**TO DO**
Pictures within the data are to be left out; everything else must be reproduced exactly.

**Stored items from a collection**
[start]

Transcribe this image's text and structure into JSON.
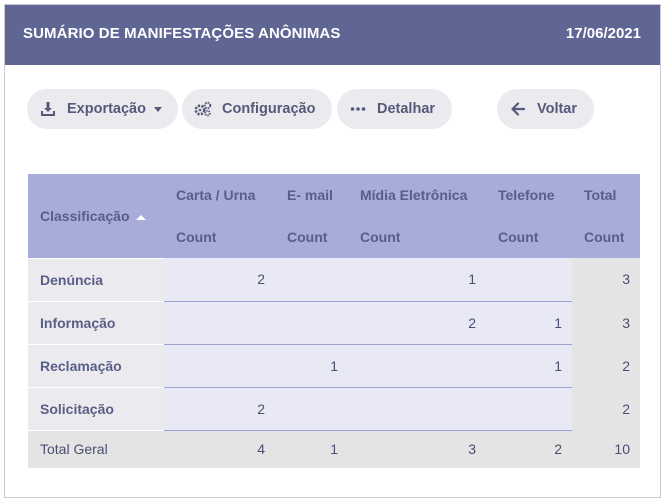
{
  "header": {
    "title": "SUMÁRIO DE MANIFESTAÇÕES ANÔNIMAS",
    "date": "17/06/2021"
  },
  "toolbar": {
    "export_label": "Exportação",
    "config_label": "Configuração",
    "detail_label": "Detalhar",
    "back_label": "Voltar"
  },
  "table": {
    "row_header": "Classificação",
    "columns": [
      "Carta / Urna",
      "E- mail",
      "Mídia Eletrônica",
      "Telefone",
      "Total"
    ],
    "measure": "Count",
    "rows": [
      {
        "label": "Denúncia",
        "values": [
          "2",
          "",
          "1",
          "",
          "3"
        ]
      },
      {
        "label": "Informação",
        "values": [
          "",
          "",
          "2",
          "1",
          "3"
        ]
      },
      {
        "label": "Reclamação",
        "values": [
          "",
          "1",
          "",
          "1",
          "2"
        ]
      },
      {
        "label": "Solicitação",
        "values": [
          "2",
          "",
          "",
          "",
          "2"
        ]
      }
    ],
    "grand_total": {
      "label": "Total Geral",
      "values": [
        "4",
        "1",
        "3",
        "2",
        "10"
      ]
    }
  },
  "colors": {
    "header_bg": "#5f6694",
    "table_header_bg": "#a8acda",
    "button_bg": "#ebebef"
  }
}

[end]

**THE OUTPUT**
Transcribe this image's text and structure into JSON.
{
  "header": {
    "title": "SUMÁRIO DE MANIFESTAÇÕES ANÔNIMAS",
    "date": "17/06/2021"
  },
  "toolbar": {
    "export_label": "Exportação",
    "config_label": "Configuração",
    "detail_label": "Detalhar",
    "back_label": "Voltar"
  },
  "table": {
    "row_header": "Classificação",
    "columns": [
      "Carta / Urna",
      "E- mail",
      "Mídia Eletrônica",
      "Telefone",
      "Total"
    ],
    "measure": "Count",
    "rows": [
      {
        "label": "Denúncia",
        "values": [
          "2",
          "",
          "1",
          "",
          "3"
        ]
      },
      {
        "label": "Informação",
        "values": [
          "",
          "",
          "2",
          "1",
          "3"
        ]
      },
      {
        "label": "Reclamação",
        "values": [
          "",
          "1",
          "",
          "1",
          "2"
        ]
      },
      {
        "label": "Solicitação",
        "values": [
          "2",
          "",
          "",
          "",
          "2"
        ]
      }
    ],
    "grand_total": {
      "label": "Total Geral",
      "values": [
        "4",
        "1",
        "3",
        "2",
        "10"
      ]
    }
  },
  "colors": {
    "header_bg": "#5f6694",
    "table_header_bg": "#a8acda",
    "button_bg": "#ebebef"
  }
}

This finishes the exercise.